* Begin Records for processing *
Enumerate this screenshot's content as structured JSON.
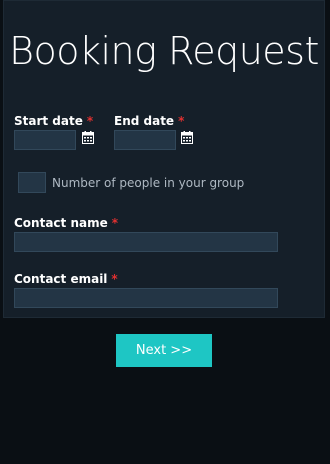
{
  "form": {
    "title": "Booking Request",
    "start_date": {
      "label": "Start date",
      "required_mark": "*",
      "value": ""
    },
    "end_date": {
      "label": "End date",
      "required_mark": "*",
      "value": ""
    },
    "group_checkbox": {
      "label": "Number of people in your group",
      "checked": false
    },
    "contact_name": {
      "label": "Contact name",
      "required_mark": "*",
      "value": ""
    },
    "contact_email": {
      "label": "Contact email",
      "required_mark": "*",
      "value": ""
    },
    "next_label": "Next >>"
  },
  "icons": {
    "calendar": "calendar-icon"
  },
  "colors": {
    "background": "#0a0f14",
    "card": "#151f29",
    "input": "#233545",
    "required": "#e03030",
    "accent": "#1ec6c4"
  }
}
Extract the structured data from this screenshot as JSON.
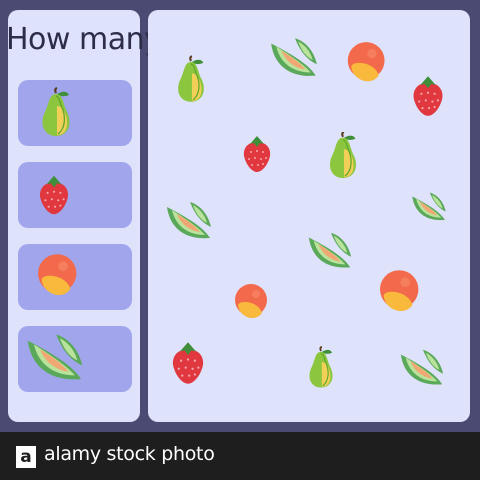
{
  "sidebar": {
    "title": "How many",
    "slots": [
      {
        "fruit": "pear-icon"
      },
      {
        "fruit": "strawberry-icon"
      },
      {
        "fruit": "peach-icon"
      },
      {
        "fruit": "melon-slice-icon"
      }
    ]
  },
  "board": {
    "fruits": [
      "pear",
      "melon",
      "peach",
      "strawberry",
      "strawberry",
      "pear",
      "melon",
      "melon",
      "melon",
      "peach",
      "peach",
      "strawberry",
      "pear",
      "melon"
    ]
  },
  "footer": {
    "logo_letter": "a",
    "brand": "alamy stock photo"
  },
  "colors": {
    "background": "#4a4a73",
    "panel": "#dfe2fb",
    "slot": "#a1a6ec",
    "footer": "#1e1e1e"
  }
}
* End Records for processing *
▶ Task details:
Retype only the lines from the one with "Extract the structured" through the final line of the entries, please, and keep the pictures out.

▶ Task solution:
Extract the structured data from this screenshot as JSON.
{
  "sidebar": {
    "title": "How many",
    "slots": [
      {
        "fruit": "pear-icon"
      },
      {
        "fruit": "strawberry-icon"
      },
      {
        "fruit": "peach-icon"
      },
      {
        "fruit": "melon-slice-icon"
      }
    ]
  },
  "board": {
    "fruits": [
      "pear",
      "melon",
      "peach",
      "strawberry",
      "strawberry",
      "pear",
      "melon",
      "melon",
      "melon",
      "peach",
      "peach",
      "strawberry",
      "pear",
      "melon"
    ]
  },
  "footer": {
    "logo_letter": "a",
    "brand": "alamy stock photo"
  },
  "colors": {
    "background": "#4a4a73",
    "panel": "#dfe2fb",
    "slot": "#a1a6ec",
    "footer": "#1e1e1e"
  }
}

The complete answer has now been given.